### Task requirements
Write out the listing below line for line, without changing a single character.
^^^^^^^^^^^^^^^^
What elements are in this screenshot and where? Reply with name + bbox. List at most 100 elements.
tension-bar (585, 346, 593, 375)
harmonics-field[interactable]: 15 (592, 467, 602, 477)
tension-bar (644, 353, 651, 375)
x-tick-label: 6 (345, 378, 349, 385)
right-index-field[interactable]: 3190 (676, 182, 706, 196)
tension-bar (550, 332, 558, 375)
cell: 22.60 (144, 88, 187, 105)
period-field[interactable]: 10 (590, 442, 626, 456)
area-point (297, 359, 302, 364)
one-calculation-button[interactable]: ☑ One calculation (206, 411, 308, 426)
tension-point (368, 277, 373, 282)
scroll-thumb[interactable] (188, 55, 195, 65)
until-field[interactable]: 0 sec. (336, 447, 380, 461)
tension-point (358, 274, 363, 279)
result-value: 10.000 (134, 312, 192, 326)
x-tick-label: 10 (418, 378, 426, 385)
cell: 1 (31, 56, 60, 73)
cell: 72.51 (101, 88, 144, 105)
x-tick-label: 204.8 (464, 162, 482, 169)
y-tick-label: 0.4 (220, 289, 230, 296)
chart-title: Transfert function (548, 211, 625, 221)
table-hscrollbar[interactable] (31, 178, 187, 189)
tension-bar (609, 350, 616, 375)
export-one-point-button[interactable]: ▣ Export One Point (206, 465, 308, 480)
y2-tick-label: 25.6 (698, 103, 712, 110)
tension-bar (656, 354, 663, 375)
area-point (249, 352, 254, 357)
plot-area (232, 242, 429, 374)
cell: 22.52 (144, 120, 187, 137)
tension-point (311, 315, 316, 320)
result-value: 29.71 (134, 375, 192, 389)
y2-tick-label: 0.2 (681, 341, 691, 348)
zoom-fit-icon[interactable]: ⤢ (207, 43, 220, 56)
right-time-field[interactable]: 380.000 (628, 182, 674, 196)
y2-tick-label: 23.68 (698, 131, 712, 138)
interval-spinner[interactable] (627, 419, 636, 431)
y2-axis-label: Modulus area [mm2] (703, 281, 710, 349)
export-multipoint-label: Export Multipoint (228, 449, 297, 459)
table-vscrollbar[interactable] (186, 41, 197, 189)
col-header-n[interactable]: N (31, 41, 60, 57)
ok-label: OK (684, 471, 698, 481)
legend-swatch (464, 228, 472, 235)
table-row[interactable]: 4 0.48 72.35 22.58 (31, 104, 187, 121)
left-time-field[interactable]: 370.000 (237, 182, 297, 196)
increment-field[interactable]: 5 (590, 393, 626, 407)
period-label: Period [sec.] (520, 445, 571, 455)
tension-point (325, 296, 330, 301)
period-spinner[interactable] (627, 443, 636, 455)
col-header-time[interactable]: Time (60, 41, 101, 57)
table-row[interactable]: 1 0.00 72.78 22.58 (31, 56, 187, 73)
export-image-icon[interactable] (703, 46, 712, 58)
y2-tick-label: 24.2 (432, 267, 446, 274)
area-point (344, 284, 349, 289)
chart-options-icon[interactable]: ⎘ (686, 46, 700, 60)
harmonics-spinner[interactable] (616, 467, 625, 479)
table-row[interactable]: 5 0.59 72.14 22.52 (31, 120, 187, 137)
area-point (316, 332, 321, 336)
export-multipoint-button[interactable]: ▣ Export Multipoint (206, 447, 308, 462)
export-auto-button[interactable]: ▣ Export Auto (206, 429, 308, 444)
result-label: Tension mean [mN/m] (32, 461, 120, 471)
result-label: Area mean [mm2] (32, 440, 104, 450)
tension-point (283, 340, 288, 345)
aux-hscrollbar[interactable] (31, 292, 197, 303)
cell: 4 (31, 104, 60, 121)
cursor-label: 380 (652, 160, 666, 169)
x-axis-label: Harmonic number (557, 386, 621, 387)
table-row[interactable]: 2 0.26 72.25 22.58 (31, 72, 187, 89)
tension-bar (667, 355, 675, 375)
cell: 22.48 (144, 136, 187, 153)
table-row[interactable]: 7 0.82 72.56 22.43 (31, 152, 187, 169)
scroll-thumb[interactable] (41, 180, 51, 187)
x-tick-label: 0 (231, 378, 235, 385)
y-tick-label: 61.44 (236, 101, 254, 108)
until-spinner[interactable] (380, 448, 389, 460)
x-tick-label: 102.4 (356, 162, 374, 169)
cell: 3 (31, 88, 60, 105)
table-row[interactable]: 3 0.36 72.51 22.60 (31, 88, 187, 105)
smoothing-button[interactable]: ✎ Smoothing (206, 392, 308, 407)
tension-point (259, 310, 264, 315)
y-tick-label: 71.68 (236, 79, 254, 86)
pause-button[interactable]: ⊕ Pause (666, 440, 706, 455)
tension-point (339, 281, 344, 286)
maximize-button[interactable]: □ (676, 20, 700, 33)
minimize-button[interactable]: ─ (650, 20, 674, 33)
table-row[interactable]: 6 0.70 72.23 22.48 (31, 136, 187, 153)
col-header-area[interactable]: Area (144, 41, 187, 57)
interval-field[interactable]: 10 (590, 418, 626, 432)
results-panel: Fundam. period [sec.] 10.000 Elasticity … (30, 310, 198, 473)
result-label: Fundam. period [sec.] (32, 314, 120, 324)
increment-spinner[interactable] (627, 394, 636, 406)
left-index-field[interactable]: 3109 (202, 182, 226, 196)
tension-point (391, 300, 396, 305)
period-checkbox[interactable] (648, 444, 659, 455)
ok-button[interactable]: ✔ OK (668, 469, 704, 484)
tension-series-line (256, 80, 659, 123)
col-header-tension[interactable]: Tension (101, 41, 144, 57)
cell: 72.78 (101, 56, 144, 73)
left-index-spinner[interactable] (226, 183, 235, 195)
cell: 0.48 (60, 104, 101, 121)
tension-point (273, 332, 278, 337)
^^^^^^^^^^^^^^^^
### Right answer
What elements are in this screenshot and where? Reply with name + bbox. List at most 100 elements.
tension-bar (585, 346, 593, 375)
harmonics-field[interactable]: 15 (592, 467, 602, 477)
tension-bar (644, 353, 651, 375)
x-tick-label: 6 (345, 378, 349, 385)
right-index-field[interactable]: 3190 (676, 182, 706, 196)
tension-bar (550, 332, 558, 375)
cell: 22.60 (144, 88, 187, 105)
period-field[interactable]: 10 (590, 442, 626, 456)
area-point (297, 359, 302, 364)
one-calculation-button[interactable]: ☑ One calculation (206, 411, 308, 426)
tension-point (368, 277, 373, 282)
scroll-thumb[interactable] (188, 55, 195, 65)
until-field[interactable]: 0 sec. (336, 447, 380, 461)
tension-point (358, 274, 363, 279)
result-value: 10.000 (134, 312, 192, 326)
x-tick-label: 10 (418, 378, 426, 385)
cell: 1 (31, 56, 60, 73)
cell: 72.51 (101, 88, 144, 105)
x-tick-label: 204.8 (464, 162, 482, 169)
y-tick-label: 0.4 (220, 289, 230, 296)
chart-title: Transfert function (548, 211, 625, 221)
table-hscrollbar[interactable] (31, 178, 187, 189)
tension-bar (609, 350, 616, 375)
export-one-point-button[interactable]: ▣ Export One Point (206, 465, 308, 480)
y2-tick-label: 25.6 (698, 103, 712, 110)
tension-bar (656, 354, 663, 375)
area-point (249, 352, 254, 357)
plot-area (232, 242, 429, 374)
cell: 22.52 (144, 120, 187, 137)
tension-point (311, 315, 316, 320)
result-value: 29.71 (134, 375, 192, 389)
y2-tick-label: 0.2 (681, 341, 691, 348)
zoom-fit-icon[interactable]: ⤢ (207, 43, 220, 56)
right-time-field[interactable]: 380.000 (628, 182, 674, 196)
y2-tick-label: 23.68 (698, 131, 712, 138)
interval-spinner[interactable] (627, 419, 636, 431)
y2-axis-label: Modulus area [mm2] (703, 281, 710, 349)
export-multipoint-label: Export Multipoint (228, 449, 297, 459)
table-vscrollbar[interactable] (186, 41, 197, 189)
col-header-n[interactable]: N (31, 41, 60, 57)
ok-label: OK (684, 471, 698, 481)
legend-swatch (464, 228, 472, 235)
table-row[interactable]: 4 0.48 72.35 22.58 (31, 104, 187, 121)
left-time-field[interactable]: 370.000 (237, 182, 297, 196)
increment-field[interactable]: 5 (590, 393, 626, 407)
period-label: Period [sec.] (520, 445, 571, 455)
tension-point (325, 296, 330, 301)
period-spinner[interactable] (627, 443, 636, 455)
col-header-time[interactable]: Time (60, 41, 101, 57)
table-row[interactable]: 1 0.00 72.78 22.58 (31, 56, 187, 73)
export-image-icon[interactable] (703, 46, 712, 58)
y2-tick-label: 24.2 (432, 267, 446, 274)
area-point (344, 284, 349, 289)
chart-options-icon[interactable]: ⎘ (686, 46, 700, 60)
harmonics-spinner[interactable] (616, 467, 625, 479)
table-row[interactable]: 5 0.59 72.14 22.52 (31, 120, 187, 137)
area-point (316, 332, 321, 336)
export-multipoint-button[interactable]: ▣ Export Multipoint (206, 447, 308, 462)
export-auto-button[interactable]: ▣ Export Auto (206, 429, 308, 444)
result-label: Tension mean [mN/m] (32, 461, 120, 471)
result-label: Area mean [mm2] (32, 440, 104, 450)
tension-point (283, 340, 288, 345)
aux-hscrollbar[interactable] (31, 292, 197, 303)
cell: 4 (31, 104, 60, 121)
cursor-label: 380 (652, 160, 666, 169)
x-axis-label: Harmonic number (557, 386, 621, 387)
table-row[interactable]: 2 0.26 72.25 22.58 (31, 72, 187, 89)
tension-bar (667, 355, 675, 375)
cell: 22.48 (144, 136, 187, 153)
table-row[interactable]: 7 0.82 72.56 22.43 (31, 152, 187, 169)
scroll-thumb[interactable] (41, 180, 51, 187)
x-tick-label: 0 (231, 378, 235, 385)
y-tick-label: 61.44 (236, 101, 254, 108)
until-spinner[interactable] (380, 448, 389, 460)
x-tick-label: 102.4 (356, 162, 374, 169)
cell: 3 (31, 88, 60, 105)
table-row[interactable]: 3 0.36 72.51 22.60 (31, 88, 187, 105)
smoothing-button[interactable]: ✎ Smoothing (206, 392, 308, 407)
tension-point (259, 310, 264, 315)
y-tick-label: 71.68 (236, 79, 254, 86)
pause-button[interactable]: ⊕ Pause (666, 440, 706, 455)
tension-point (339, 281, 344, 286)
maximize-button[interactable]: □ (676, 20, 700, 33)
minimize-button[interactable]: ─ (650, 20, 674, 33)
table-row[interactable]: 6 0.70 72.23 22.48 (31, 136, 187, 153)
col-header-area[interactable]: Area (144, 41, 187, 57)
interval-field[interactable]: 10 (590, 418, 626, 432)
results-panel: Fundam. period [sec.] 10.000 Elasticity … (30, 310, 198, 473)
result-label: Fundam. period [sec.] (32, 314, 120, 324)
increment-spinner[interactable] (627, 394, 636, 406)
left-index-field[interactable]: 3109 (202, 182, 226, 196)
tension-point (391, 300, 396, 305)
period-checkbox[interactable] (648, 444, 659, 455)
ok-button[interactable]: ✔ OK (668, 469, 704, 484)
tension-series-line (256, 80, 659, 123)
col-header-tension[interactable]: Tension (101, 41, 144, 57)
cell: 72.78 (101, 56, 144, 73)
left-index-spinner[interactable] (226, 183, 235, 195)
cell: 0.48 (60, 104, 101, 121)
tension-point (273, 332, 278, 337)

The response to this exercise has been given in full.